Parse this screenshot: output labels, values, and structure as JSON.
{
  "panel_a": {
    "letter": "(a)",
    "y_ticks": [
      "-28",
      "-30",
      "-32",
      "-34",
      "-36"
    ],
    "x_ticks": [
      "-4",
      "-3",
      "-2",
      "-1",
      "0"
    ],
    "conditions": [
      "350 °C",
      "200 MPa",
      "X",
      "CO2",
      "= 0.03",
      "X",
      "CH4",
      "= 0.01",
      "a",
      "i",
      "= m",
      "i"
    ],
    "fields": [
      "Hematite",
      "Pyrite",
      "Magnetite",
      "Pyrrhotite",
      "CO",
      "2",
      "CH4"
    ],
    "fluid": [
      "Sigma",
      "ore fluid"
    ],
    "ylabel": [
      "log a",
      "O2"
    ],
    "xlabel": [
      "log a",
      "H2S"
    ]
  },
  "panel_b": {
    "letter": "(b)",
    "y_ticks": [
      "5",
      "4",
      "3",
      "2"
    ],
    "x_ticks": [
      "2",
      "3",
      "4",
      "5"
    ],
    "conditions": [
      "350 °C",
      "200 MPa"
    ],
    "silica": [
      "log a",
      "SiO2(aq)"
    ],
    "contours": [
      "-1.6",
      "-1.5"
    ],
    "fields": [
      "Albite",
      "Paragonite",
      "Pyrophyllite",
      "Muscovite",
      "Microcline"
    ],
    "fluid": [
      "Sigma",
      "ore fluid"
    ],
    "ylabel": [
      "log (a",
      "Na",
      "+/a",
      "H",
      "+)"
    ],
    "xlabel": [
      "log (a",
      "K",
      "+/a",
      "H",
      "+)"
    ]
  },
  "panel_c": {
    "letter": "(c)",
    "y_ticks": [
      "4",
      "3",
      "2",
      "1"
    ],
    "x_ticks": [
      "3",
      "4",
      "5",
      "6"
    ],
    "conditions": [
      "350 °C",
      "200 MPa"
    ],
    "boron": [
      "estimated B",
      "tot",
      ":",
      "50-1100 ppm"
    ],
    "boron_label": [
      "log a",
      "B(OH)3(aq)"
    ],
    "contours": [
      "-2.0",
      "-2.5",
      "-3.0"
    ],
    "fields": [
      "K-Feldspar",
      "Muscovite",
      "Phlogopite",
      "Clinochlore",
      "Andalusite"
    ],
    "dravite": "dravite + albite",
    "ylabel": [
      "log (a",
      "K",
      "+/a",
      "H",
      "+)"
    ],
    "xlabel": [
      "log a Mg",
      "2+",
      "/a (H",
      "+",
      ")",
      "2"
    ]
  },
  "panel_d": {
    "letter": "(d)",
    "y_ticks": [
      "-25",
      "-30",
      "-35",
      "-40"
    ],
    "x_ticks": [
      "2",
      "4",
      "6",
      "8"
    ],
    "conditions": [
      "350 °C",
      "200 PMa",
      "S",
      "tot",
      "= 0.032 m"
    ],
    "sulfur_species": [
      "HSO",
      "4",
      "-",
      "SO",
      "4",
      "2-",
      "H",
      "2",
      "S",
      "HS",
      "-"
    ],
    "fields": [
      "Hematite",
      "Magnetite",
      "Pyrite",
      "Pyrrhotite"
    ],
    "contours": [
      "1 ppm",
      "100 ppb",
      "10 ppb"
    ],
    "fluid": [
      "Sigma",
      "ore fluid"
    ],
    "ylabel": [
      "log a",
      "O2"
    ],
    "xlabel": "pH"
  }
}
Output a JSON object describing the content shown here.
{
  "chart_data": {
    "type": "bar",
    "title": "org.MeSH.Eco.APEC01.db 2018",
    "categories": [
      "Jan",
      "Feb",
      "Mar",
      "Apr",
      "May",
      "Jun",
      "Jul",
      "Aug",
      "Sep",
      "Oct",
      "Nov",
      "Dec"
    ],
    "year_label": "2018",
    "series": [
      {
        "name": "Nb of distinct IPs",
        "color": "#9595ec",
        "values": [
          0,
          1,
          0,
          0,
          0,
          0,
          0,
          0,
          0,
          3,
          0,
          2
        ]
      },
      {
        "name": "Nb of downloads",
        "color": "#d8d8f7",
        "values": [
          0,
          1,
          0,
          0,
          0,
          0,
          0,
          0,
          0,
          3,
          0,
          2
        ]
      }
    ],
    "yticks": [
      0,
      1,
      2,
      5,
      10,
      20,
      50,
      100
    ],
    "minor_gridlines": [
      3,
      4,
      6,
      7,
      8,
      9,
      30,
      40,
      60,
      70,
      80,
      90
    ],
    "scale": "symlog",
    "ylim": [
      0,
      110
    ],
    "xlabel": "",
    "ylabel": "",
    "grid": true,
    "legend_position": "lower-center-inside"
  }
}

- - - - -

Quote, without any change, each line from the one that contains "Output a JSON" through the end of the material.

Output a JSON object describing the content shown here.
{
  "chart_data": {
    "type": "bar",
    "title": "org.MeSH.Eco.APEC01.db 2018",
    "categories": [
      "Jan",
      "Feb",
      "Mar",
      "Apr",
      "May",
      "Jun",
      "Jul",
      "Aug",
      "Sep",
      "Oct",
      "Nov",
      "Dec"
    ],
    "year_label": "2018",
    "series": [
      {
        "name": "Nb of distinct IPs",
        "color": "#9595ec",
        "values": [
          0,
          1,
          0,
          0,
          0,
          0,
          0,
          0,
          0,
          3,
          0,
          2
        ]
      },
      {
        "name": "Nb of downloads",
        "color": "#d8d8f7",
        "values": [
          0,
          1,
          0,
          0,
          0,
          0,
          0,
          0,
          0,
          3,
          0,
          2
        ]
      }
    ],
    "yticks": [
      0,
      1,
      2,
      5,
      10,
      20,
      50,
      100
    ],
    "minor_gridlines": [
      3,
      4,
      6,
      7,
      8,
      9,
      30,
      40,
      60,
      70,
      80,
      90
    ],
    "scale": "symlog",
    "ylim": [
      0,
      110
    ],
    "xlabel": "",
    "ylabel": "",
    "grid": true,
    "legend_position": "lower-center-inside"
  }
}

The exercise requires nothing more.